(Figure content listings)

+ + + +

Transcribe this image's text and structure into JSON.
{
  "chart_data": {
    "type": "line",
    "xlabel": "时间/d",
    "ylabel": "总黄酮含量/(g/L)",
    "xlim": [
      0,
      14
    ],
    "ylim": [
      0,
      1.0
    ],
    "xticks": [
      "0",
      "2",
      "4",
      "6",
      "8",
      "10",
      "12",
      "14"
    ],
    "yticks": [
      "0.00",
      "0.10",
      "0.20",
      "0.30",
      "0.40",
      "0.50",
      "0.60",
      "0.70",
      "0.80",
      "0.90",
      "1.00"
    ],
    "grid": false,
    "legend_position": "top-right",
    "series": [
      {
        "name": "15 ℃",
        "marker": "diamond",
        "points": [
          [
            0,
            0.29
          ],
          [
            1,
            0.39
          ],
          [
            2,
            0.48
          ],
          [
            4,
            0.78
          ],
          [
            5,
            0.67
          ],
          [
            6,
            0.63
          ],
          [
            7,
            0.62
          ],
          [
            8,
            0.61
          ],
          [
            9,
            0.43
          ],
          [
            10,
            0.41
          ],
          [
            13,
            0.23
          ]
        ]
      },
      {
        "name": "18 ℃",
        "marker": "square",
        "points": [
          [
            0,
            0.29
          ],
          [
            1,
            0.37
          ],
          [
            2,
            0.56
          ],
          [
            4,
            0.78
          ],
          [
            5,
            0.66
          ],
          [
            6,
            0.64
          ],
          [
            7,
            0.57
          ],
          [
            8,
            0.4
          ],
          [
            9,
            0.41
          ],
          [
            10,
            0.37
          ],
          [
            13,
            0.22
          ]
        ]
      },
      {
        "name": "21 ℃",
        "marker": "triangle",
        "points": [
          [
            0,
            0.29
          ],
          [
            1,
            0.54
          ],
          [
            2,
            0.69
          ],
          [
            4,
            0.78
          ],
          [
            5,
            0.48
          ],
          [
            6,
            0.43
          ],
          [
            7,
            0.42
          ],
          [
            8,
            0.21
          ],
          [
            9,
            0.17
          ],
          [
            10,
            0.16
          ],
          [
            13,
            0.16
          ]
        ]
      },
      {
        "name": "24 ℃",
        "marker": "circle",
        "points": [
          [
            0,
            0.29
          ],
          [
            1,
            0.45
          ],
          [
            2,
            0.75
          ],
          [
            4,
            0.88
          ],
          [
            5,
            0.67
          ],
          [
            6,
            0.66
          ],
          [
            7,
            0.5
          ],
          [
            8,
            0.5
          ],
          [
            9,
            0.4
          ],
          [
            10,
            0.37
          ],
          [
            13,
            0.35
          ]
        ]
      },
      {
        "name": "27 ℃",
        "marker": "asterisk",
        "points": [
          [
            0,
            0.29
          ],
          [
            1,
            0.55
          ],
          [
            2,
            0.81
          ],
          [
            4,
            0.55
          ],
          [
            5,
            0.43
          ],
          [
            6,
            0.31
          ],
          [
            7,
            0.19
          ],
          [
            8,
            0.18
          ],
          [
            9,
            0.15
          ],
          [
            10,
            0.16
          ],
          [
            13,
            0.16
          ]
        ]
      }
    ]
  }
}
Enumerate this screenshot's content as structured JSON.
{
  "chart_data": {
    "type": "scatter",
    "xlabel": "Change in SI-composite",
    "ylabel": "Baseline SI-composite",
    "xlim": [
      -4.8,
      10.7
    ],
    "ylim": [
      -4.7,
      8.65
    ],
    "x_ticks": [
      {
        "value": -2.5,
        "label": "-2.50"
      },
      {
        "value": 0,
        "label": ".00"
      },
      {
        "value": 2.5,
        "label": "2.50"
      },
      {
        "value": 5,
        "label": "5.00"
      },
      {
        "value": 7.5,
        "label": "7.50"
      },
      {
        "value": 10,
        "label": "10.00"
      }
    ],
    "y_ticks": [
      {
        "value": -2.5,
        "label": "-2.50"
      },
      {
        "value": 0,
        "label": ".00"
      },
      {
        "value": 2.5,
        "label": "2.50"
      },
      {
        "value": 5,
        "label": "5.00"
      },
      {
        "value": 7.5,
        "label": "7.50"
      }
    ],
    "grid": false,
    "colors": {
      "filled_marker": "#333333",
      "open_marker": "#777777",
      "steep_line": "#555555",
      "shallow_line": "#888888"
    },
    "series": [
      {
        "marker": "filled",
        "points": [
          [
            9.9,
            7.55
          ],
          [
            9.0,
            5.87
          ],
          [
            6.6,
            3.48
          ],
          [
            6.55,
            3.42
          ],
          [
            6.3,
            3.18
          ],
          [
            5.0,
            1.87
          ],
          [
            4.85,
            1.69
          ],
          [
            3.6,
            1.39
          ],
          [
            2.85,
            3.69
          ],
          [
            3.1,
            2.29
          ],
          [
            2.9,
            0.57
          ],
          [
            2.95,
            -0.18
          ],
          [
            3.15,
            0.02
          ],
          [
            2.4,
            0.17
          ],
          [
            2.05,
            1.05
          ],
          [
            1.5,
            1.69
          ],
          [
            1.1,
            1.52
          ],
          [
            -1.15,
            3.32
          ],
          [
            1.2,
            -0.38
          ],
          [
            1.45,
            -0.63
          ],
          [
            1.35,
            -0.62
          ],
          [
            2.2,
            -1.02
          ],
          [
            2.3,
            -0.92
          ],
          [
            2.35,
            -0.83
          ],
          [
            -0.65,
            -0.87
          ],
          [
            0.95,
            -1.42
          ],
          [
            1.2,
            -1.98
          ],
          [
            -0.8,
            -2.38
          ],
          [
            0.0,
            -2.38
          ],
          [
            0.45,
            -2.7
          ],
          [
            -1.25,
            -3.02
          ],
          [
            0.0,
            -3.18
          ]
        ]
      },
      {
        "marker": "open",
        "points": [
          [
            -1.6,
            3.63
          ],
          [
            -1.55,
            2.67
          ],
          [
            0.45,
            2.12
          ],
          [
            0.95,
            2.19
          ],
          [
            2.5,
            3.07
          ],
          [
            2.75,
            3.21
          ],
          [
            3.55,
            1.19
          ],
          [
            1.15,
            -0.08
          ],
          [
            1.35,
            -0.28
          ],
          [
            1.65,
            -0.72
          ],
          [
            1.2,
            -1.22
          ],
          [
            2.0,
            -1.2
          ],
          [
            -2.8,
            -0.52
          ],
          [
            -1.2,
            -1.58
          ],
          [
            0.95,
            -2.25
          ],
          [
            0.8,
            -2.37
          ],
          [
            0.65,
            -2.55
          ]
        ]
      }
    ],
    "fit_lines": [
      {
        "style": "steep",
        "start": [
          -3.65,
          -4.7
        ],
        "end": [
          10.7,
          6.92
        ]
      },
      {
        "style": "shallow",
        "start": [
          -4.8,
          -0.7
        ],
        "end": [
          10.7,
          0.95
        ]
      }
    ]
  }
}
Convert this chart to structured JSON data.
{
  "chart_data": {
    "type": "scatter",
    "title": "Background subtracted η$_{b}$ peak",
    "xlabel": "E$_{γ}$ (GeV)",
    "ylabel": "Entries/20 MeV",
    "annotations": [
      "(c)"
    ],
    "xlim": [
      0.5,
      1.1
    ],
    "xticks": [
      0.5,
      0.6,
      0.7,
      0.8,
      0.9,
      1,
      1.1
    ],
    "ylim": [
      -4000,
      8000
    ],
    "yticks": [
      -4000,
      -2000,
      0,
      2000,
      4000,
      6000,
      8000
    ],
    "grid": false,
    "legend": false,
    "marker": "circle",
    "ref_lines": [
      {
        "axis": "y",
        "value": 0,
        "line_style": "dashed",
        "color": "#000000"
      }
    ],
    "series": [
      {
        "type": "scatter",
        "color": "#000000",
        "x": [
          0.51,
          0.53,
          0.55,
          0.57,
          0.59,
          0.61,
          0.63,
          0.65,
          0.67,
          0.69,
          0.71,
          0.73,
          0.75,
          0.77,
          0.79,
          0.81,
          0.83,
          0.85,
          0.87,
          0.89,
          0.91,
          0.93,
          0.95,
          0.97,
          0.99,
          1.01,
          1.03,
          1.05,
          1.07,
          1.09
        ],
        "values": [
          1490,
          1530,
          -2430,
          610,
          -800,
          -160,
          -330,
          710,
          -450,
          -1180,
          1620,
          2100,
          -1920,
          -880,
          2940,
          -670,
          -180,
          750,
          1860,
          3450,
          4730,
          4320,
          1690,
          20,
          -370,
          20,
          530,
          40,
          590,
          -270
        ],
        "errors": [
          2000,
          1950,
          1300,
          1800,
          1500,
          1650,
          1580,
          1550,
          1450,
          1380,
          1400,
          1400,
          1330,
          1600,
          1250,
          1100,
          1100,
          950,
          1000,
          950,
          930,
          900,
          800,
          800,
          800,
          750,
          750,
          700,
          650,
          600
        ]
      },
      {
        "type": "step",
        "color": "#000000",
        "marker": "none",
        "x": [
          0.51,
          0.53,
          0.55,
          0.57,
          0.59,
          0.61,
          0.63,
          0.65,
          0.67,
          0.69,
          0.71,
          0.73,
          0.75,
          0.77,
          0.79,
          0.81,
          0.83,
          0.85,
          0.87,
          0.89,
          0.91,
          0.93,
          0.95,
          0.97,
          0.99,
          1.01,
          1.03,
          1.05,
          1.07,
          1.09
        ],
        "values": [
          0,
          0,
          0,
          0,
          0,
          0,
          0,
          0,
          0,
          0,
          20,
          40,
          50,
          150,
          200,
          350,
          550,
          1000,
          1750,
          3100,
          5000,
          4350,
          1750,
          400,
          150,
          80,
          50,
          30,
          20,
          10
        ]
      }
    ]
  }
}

+ + + +

**What the task requires**
List each line of the entries that holds the string "composite".

**Solution to this exercise**
    "xlabel": "Change in SI-composite",
    "ylabel": "Baseline SI-composite",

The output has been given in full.